(Rows from a dataset)
++++

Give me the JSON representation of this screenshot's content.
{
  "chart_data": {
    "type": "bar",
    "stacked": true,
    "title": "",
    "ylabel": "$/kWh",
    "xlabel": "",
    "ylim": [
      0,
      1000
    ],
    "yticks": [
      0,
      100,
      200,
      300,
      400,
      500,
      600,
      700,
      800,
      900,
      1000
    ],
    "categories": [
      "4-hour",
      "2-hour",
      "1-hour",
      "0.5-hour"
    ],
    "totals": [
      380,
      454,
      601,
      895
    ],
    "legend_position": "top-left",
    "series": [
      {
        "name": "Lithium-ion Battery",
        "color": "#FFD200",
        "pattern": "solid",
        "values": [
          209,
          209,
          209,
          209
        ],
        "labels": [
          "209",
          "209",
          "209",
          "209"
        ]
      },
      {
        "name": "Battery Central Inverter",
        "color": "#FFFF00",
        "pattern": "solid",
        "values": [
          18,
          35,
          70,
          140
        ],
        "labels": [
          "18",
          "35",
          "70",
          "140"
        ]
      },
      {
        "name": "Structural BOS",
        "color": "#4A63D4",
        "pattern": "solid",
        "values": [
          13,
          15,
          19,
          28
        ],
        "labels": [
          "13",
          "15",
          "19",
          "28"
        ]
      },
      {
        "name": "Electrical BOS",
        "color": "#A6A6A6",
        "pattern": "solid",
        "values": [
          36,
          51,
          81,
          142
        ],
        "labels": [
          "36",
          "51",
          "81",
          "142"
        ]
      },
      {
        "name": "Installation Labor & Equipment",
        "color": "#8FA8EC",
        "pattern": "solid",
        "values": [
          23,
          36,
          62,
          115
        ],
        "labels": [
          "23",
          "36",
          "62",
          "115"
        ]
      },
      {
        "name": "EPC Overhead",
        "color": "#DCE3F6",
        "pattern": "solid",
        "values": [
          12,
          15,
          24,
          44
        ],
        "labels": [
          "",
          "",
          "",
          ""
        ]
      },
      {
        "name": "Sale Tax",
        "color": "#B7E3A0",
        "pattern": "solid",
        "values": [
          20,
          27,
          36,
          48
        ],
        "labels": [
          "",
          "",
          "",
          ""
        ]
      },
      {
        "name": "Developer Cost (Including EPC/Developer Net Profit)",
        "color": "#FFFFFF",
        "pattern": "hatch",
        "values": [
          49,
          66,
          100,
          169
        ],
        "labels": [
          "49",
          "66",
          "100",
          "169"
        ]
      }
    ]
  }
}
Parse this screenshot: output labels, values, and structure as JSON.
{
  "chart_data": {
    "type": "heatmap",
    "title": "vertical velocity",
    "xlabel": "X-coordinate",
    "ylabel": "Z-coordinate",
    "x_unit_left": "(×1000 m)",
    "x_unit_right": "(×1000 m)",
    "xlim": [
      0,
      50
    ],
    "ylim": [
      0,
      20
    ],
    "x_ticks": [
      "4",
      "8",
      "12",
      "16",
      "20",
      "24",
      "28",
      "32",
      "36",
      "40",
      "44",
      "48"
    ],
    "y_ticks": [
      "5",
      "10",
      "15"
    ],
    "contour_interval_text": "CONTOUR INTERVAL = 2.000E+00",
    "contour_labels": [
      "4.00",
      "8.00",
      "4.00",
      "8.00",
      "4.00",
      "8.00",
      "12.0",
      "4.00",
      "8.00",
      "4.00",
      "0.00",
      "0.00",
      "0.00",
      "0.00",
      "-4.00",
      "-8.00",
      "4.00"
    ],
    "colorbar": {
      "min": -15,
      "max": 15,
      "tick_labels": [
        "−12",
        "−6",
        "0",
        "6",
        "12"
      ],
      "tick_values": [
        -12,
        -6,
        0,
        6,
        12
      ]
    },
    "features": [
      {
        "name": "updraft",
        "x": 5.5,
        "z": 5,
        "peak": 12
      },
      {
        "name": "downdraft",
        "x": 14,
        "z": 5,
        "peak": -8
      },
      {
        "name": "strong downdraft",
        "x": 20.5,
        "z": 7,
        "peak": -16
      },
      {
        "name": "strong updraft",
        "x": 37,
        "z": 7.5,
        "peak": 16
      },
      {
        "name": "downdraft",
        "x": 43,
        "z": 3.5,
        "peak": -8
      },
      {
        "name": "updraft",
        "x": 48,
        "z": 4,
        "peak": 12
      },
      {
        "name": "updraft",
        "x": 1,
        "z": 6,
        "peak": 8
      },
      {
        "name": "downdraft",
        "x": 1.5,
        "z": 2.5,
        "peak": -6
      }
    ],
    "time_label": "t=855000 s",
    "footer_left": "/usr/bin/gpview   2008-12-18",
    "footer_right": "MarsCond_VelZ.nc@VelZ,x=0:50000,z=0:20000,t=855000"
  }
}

++++

* **Requirements**
Please set down the whole listing above without altering a single line.

* **Response to the task**
Give me the JSON representation of this screenshot's content.
{
  "chart_data": {
    "type": "bar",
    "stacked": true,
    "title": "",
    "ylabel": "$/kWh",
    "xlabel": "",
    "ylim": [
      0,
      1000
    ],
    "yticks": [
      0,
      100,
      200,
      300,
      400,
      500,
      600,
      700,
      800,
      900,
      1000
    ],
    "categories": [
      "4-hour",
      "2-hour",
      "1-hour",
      "0.5-hour"
    ],
    "totals": [
      380,
      454,
      601,
      895
    ],
    "legend_position": "top-left",
    "series": [
      {
        "name": "Lithium-ion Battery",
        "color": "#FFD200",
        "pattern": "solid",
        "values": [
          209,
          209,
          209,
          209
        ],
        "labels": [
          "209",
          "209",
          "209",
          "209"
        ]
      },
      {
        "name": "Battery Central Inverter",
        "color": "#FFFF00",
        "pattern": "solid",
        "values": [
          18,
          35,
          70,
          140
        ],
        "labels": [
          "18",
          "35",
          "70",
          "140"
        ]
      },
      {
        "name": "Structural BOS",
        "color": "#4A63D4",
        "pattern": "solid",
        "values": [
          13,
          15,
          19,
          28
        ],
        "labels": [
          "13",
          "15",
          "19",
          "28"
        ]
      },
      {
        "name": "Electrical BOS",
        "color": "#A6A6A6",
        "pattern": "solid",
        "values": [
          36,
          51,
          81,
          142
        ],
        "labels": [
          "36",
          "51",
          "81",
          "142"
        ]
      },
      {
        "name": "Installation Labor & Equipment",
        "color": "#8FA8EC",
        "pattern": "solid",
        "values": [
          23,
          36,
          62,
          115
        ],
        "labels": [
          "23",
          "36",
          "62",
          "115"
        ]
      },
      {
        "name": "EPC Overhead",
        "color": "#DCE3F6",
        "pattern": "solid",
        "values": [
          12,
          15,
          24,
          44
        ],
        "labels": [
          "",
          "",
          "",
          ""
        ]
      },
      {
        "name": "Sale Tax",
        "color": "#B7E3A0",
        "pattern": "solid",
        "values": [
          20,
          27,
          36,
          48
        ],
        "labels": [
          "",
          "",
          "",
          ""
        ]
      },
      {
        "name": "Developer Cost (Including EPC/Developer Net Profit)",
        "color": "#FFFFFF",
        "pattern": "hatch",
        "values": [
          49,
          66,
          100,
          169
        ],
        "labels": [
          "49",
          "66",
          "100",
          "169"
        ]
      }
    ]
  }
}
Parse this screenshot: output labels, values, and structure as JSON.
{
  "chart_data": {
    "type": "heatmap",
    "title": "vertical velocity",
    "xlabel": "X-coordinate",
    "ylabel": "Z-coordinate",
    "x_unit_left": "(×1000 m)",
    "x_unit_right": "(×1000 m)",
    "xlim": [
      0,
      50
    ],
    "ylim": [
      0,
      20
    ],
    "x_ticks": [
      "4",
      "8",
      "12",
      "16",
      "20",
      "24",
      "28",
      "32",
      "36",
      "40",
      "44",
      "48"
    ],
    "y_ticks": [
      "5",
      "10",
      "15"
    ],
    "contour_interval_text": "CONTOUR INTERVAL = 2.000E+00",
    "contour_labels": [
      "4.00",
      "8.00",
      "4.00",
      "8.00",
      "4.00",
      "8.00",
      "12.0",
      "4.00",
      "8.00",
      "4.00",
      "0.00",
      "0.00",
      "0.00",
      "0.00",
      "-4.00",
      "-8.00",
      "4.00"
    ],
    "colorbar": {
      "min": -15,
      "max": 15,
      "tick_labels": [
        "−12",
        "−6",
        "0",
        "6",
        "12"
      ],
      "tick_values": [
        -12,
        -6,
        0,
        6,
        12
      ]
    },
    "features": [
      {
        "name": "updraft",
        "x": 5.5,
        "z": 5,
        "peak": 12
      },
      {
        "name": "downdraft",
        "x": 14,
        "z": 5,
        "peak": -8
      },
      {
        "name": "strong downdraft",
        "x": 20.5,
        "z": 7,
        "peak": -16
      },
      {
        "name": "strong updraft",
        "x": 37,
        "z": 7.5,
        "peak": 16
      },
      {
        "name": "downdraft",
        "x": 43,
        "z": 3.5,
        "peak": -8
      },
      {
        "name": "updraft",
        "x": 48,
        "z": 4,
        "peak": 12
      },
      {
        "name": "updraft",
        "x": 1,
        "z": 6,
        "peak": 8
      },
      {
        "name": "downdraft",
        "x": 1.5,
        "z": 2.5,
        "peak": -6
      }
    ],
    "time_label": "t=855000 s",
    "footer_left": "/usr/bin/gpview   2008-12-18",
    "footer_right": "MarsCond_VelZ.nc@VelZ,x=0:50000,z=0:20000,t=855000"
  }
}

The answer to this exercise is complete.